[Structured figure records]
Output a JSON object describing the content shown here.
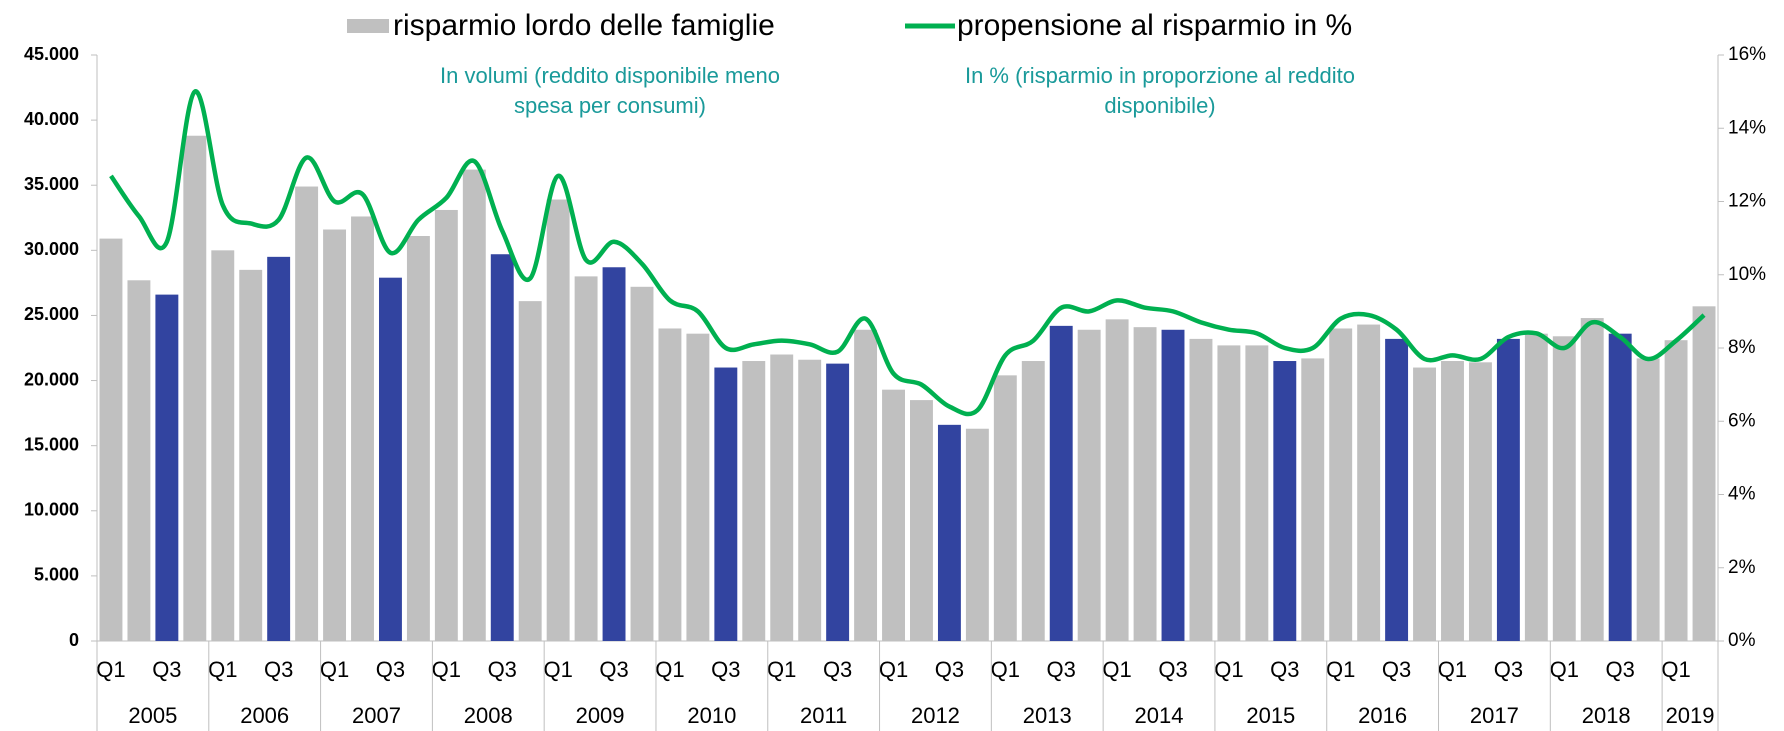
{
  "chart_data": {
    "type": "bar_line",
    "legend": {
      "position": "top"
    },
    "annotations": [
      {
        "lines": [
          "In volumi (reddito disponibile meno",
          "spesa per consumi)"
        ]
      },
      {
        "lines": [
          "In % (risparmio in proporzione al reddito",
          "disponibile)"
        ]
      }
    ],
    "categories": [
      "Q1",
      null,
      "Q3",
      null,
      "Q1",
      null,
      "Q3",
      null,
      "Q1",
      null,
      "Q3",
      null,
      "Q1",
      null,
      "Q3",
      null,
      "Q1",
      null,
      "Q3",
      null,
      "Q1",
      null,
      "Q3",
      null,
      "Q1",
      null,
      "Q3",
      null,
      "Q1",
      null,
      "Q3",
      null,
      "Q1",
      null,
      "Q3",
      null,
      "Q1",
      null,
      "Q3",
      null,
      "Q1",
      null,
      "Q3",
      null,
      "Q1",
      null,
      "Q3",
      null,
      "Q1",
      null,
      "Q3",
      null,
      "Q1",
      null,
      "Q3",
      null,
      "Q1",
      null
    ],
    "years": [
      "2005",
      "2006",
      "2007",
      "2008",
      "2009",
      "2010",
      "2011",
      "2012",
      "2013",
      "2014",
      "2015",
      "2016",
      "2017",
      "2018",
      "2019"
    ],
    "quarters_per_year": 4,
    "series": [
      {
        "name": "risparmio lordo delle famiglie",
        "type": "bar",
        "color": "#c0c0c0",
        "highlight_color": "#3244a0",
        "values": [
          30900,
          27700,
          26600,
          38800,
          30000,
          28500,
          29500,
          34900,
          31600,
          32600,
          27900,
          31100,
          33100,
          36200,
          29700,
          26100,
          33900,
          28000,
          28700,
          27200,
          24000,
          23600,
          21000,
          21500,
          22000,
          21600,
          21300,
          23900,
          19300,
          18500,
          16600,
          16300,
          20400,
          21500,
          24200,
          23900,
          24700,
          24100,
          23900,
          23200,
          22700,
          22700,
          21500,
          21700,
          24000,
          24300,
          23200,
          21000,
          21500,
          21400,
          23200,
          23600,
          23400,
          24800,
          23600,
          21700,
          23100,
          25700
        ],
        "highlight": [
          false,
          false,
          true,
          false,
          false,
          false,
          true,
          false,
          false,
          false,
          true,
          false,
          false,
          false,
          true,
          false,
          false,
          false,
          true,
          false,
          false,
          false,
          true,
          false,
          false,
          false,
          true,
          false,
          false,
          false,
          true,
          false,
          false,
          false,
          true,
          false,
          false,
          false,
          true,
          false,
          false,
          false,
          true,
          false,
          false,
          false,
          true,
          false,
          false,
          false,
          true,
          false,
          false,
          false,
          true,
          false,
          false,
          false
        ]
      },
      {
        "name": "propensione al risparmio in %",
        "type": "line",
        "color": "#00b050",
        "axis": "y2",
        "values": [
          12.7,
          11.6,
          10.9,
          15.0,
          11.9,
          11.4,
          11.5,
          13.2,
          12.0,
          12.2,
          10.6,
          11.5,
          12.1,
          13.1,
          11.2,
          9.9,
          12.7,
          10.4,
          10.9,
          10.3,
          9.3,
          9.0,
          8.0,
          8.1,
          8.2,
          8.1,
          7.9,
          8.8,
          7.3,
          7.0,
          6.4,
          6.3,
          7.8,
          8.2,
          9.1,
          9.0,
          9.3,
          9.1,
          9.0,
          8.7,
          8.5,
          8.4,
          8.0,
          8.0,
          8.8,
          8.9,
          8.5,
          7.7,
          7.8,
          7.7,
          8.3,
          8.4,
          8.0,
          8.7,
          8.3,
          7.7,
          8.2,
          8.9
        ]
      }
    ],
    "ylim": [
      0,
      45000
    ],
    "yticks": [
      0,
      {
        "value": 5000,
        "label": "5.000"
      },
      {
        "value": 10000,
        "label": "10.000"
      },
      {
        "value": 15000,
        "label": "15.000"
      },
      {
        "value": 20000,
        "label": "20.000"
      },
      {
        "value": 25000,
        "label": "25.000"
      },
      {
        "value": 30000,
        "label": "30.000"
      },
      {
        "value": 35000,
        "label": "35.000"
      },
      {
        "value": 40000,
        "label": "40.000"
      },
      {
        "value": 45000,
        "label": "45.000"
      }
    ],
    "y2lim": [
      0,
      16
    ],
    "y2ticks": [
      {
        "value": 0,
        "label": "0%"
      },
      {
        "value": 2,
        "label": "2%"
      },
      {
        "value": 4,
        "label": "4%"
      },
      {
        "value": 6,
        "label": "6%"
      },
      {
        "value": 8,
        "label": "8%"
      },
      {
        "value": 10,
        "label": "10%"
      },
      {
        "value": 12,
        "label": "12%"
      },
      {
        "value": 14,
        "label": "14%"
      },
      {
        "value": 16,
        "label": "16%"
      }
    ],
    "grid": false
  }
}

§ EXERCISE AIM:
In the material above, show every line where the word "name" turns up.

§ EXERCISE OUTPUT:
        "name": "risparmio lordo delle famiglie",
        "name": "propensione al risparmio in %",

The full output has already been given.